- **Task objective**: Everything in the data should be repeated exactly, save for the images.

- **Exercise input**:
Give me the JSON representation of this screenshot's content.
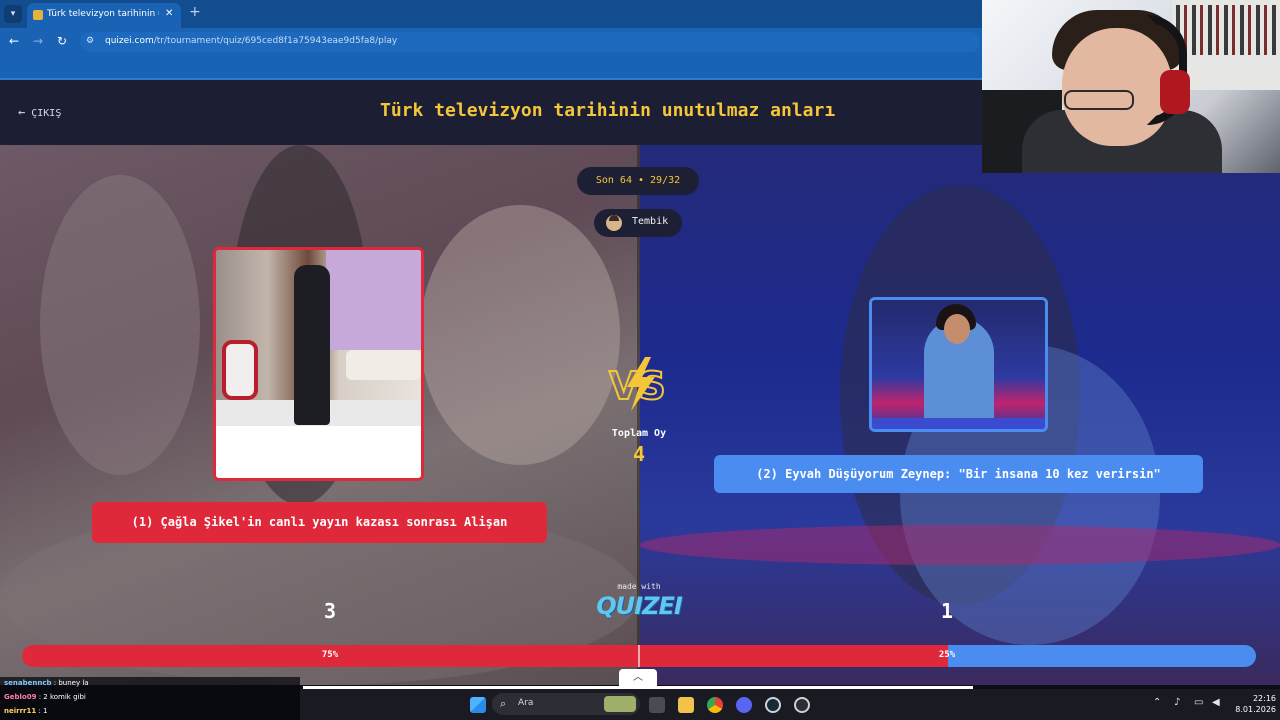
{
  "browser": {
    "tab_title": "Türk televizyon tarihinin unutulr",
    "url_host": "quizei.com",
    "url_path": "/tr/tournament/quiz/695ced8f1a75943eae9d5fa8/play"
  },
  "header": {
    "exit_label": "ÇIKIŞ",
    "quiz_title": "Türk televizyon tarihinin unutulmaz anları"
  },
  "round": {
    "label": "Son 64 • 29/32",
    "user_name": "Tembik"
  },
  "options": {
    "left_label": "(1) Çağla Şikel'in canlı yayın kazası sonrası Alişan",
    "right_label": "(2) Eyvah Düşüyorum Zeynep: \"Bir insana 10 kez verirsin\"",
    "left_votes": "3",
    "right_votes": "1",
    "left_pct_label": "75%",
    "right_pct_label": "25%",
    "left_fraction": 0.75
  },
  "center": {
    "vs_text": "VS",
    "total_label": "Toplam Oy",
    "total_value": "4",
    "made_with": "made with",
    "logo_text": "QUIZEI"
  },
  "chat": [
    {
      "user": "senabenncb",
      "msg": "buney la",
      "color": "#7ec8ff"
    },
    {
      "user": "Geblo09",
      "msg": "2 komik gibi",
      "color": "#ff7fb0"
    },
    {
      "user": "neirrr11",
      "msg": "1",
      "color": "#ffd45e"
    }
  ],
  "taskbar": {
    "search_placeholder": "Ara",
    "time": "22:16",
    "date": "8.01.2026"
  },
  "colors": {
    "red_accent": "#e0283b",
    "blue_accent": "#4a8cf0",
    "title_yellow": "#f5c53a",
    "header_bg": "#1c1f33"
  }
}
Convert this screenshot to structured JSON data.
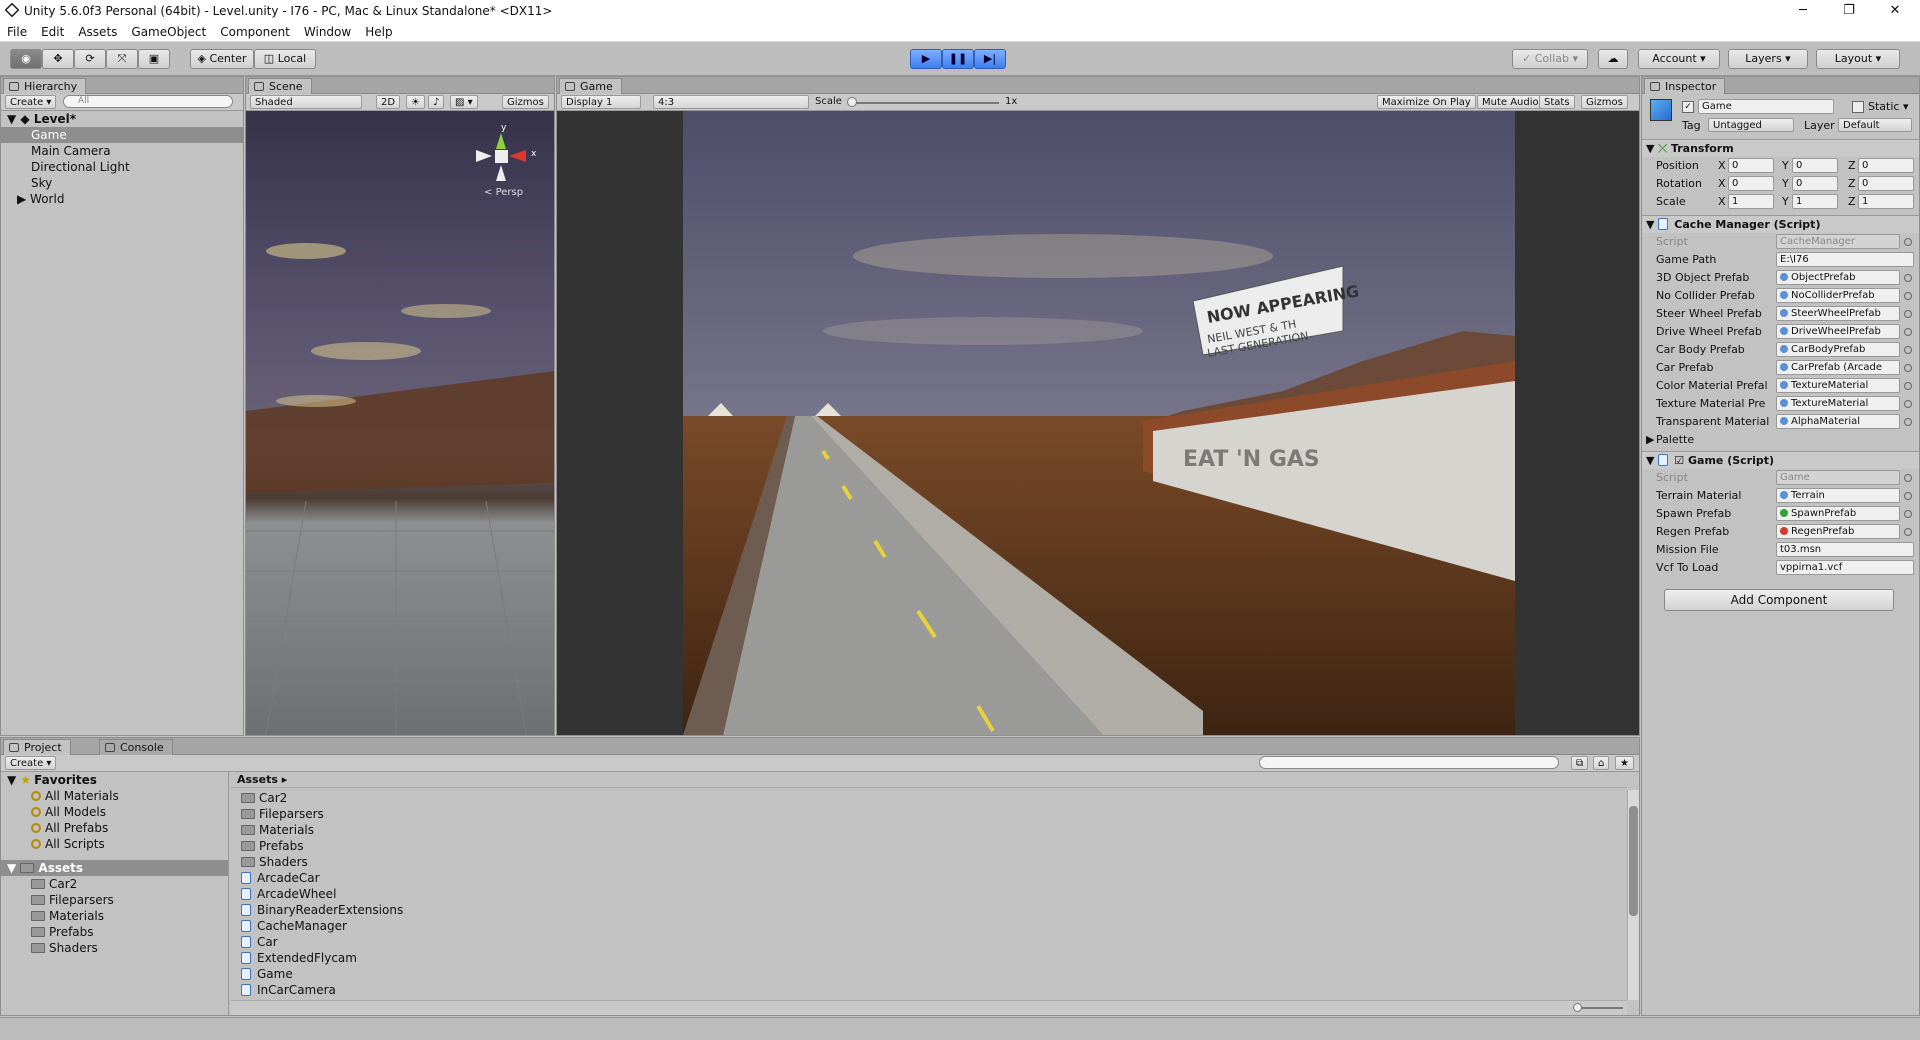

- **Correct result**:
Give me the JSON representation of this screenshot's content.
{
  "browser": {
    "tab_title": "Türk televizyon tarihinin unutulr",
    "url_host": "quizei.com",
    "url_path": "/tr/tournament/quiz/695ced8f1a75943eae9d5fa8/play"
  },
  "header": {
    "exit_label": "ÇIKIŞ",
    "quiz_title": "Türk televizyon tarihinin unutulmaz anları"
  },
  "round": {
    "label": "Son 64 • 29/32",
    "user_name": "Tembik"
  },
  "options": {
    "left_label": "(1) Çağla Şikel'in canlı yayın kazası sonrası Alişan",
    "right_label": "(2) Eyvah Düşüyorum Zeynep: \"Bir insana 10 kez verirsin\"",
    "left_votes": "3",
    "right_votes": "1",
    "left_pct_label": "75%",
    "right_pct_label": "25%",
    "left_fraction": 0.75
  },
  "center": {
    "vs_text": "VS",
    "total_label": "Toplam Oy",
    "total_value": "4",
    "made_with": "made with",
    "logo_text": "QUIZEI"
  },
  "chat": [
    {
      "user": "senabenncb",
      "msg": "buney la",
      "color": "#7ec8ff"
    },
    {
      "user": "Geblo09",
      "msg": "2 komik gibi",
      "color": "#ff7fb0"
    },
    {
      "user": "neirrr11",
      "msg": "1",
      "color": "#ffd45e"
    }
  ],
  "taskbar": {
    "search_placeholder": "Ara",
    "time": "22:16",
    "date": "8.01.2026"
  },
  "colors": {
    "red_accent": "#e0283b",
    "blue_accent": "#4a8cf0",
    "title_yellow": "#f5c53a",
    "header_bg": "#1c1f33"
  }
}
Convert this screenshot to structured JSON data.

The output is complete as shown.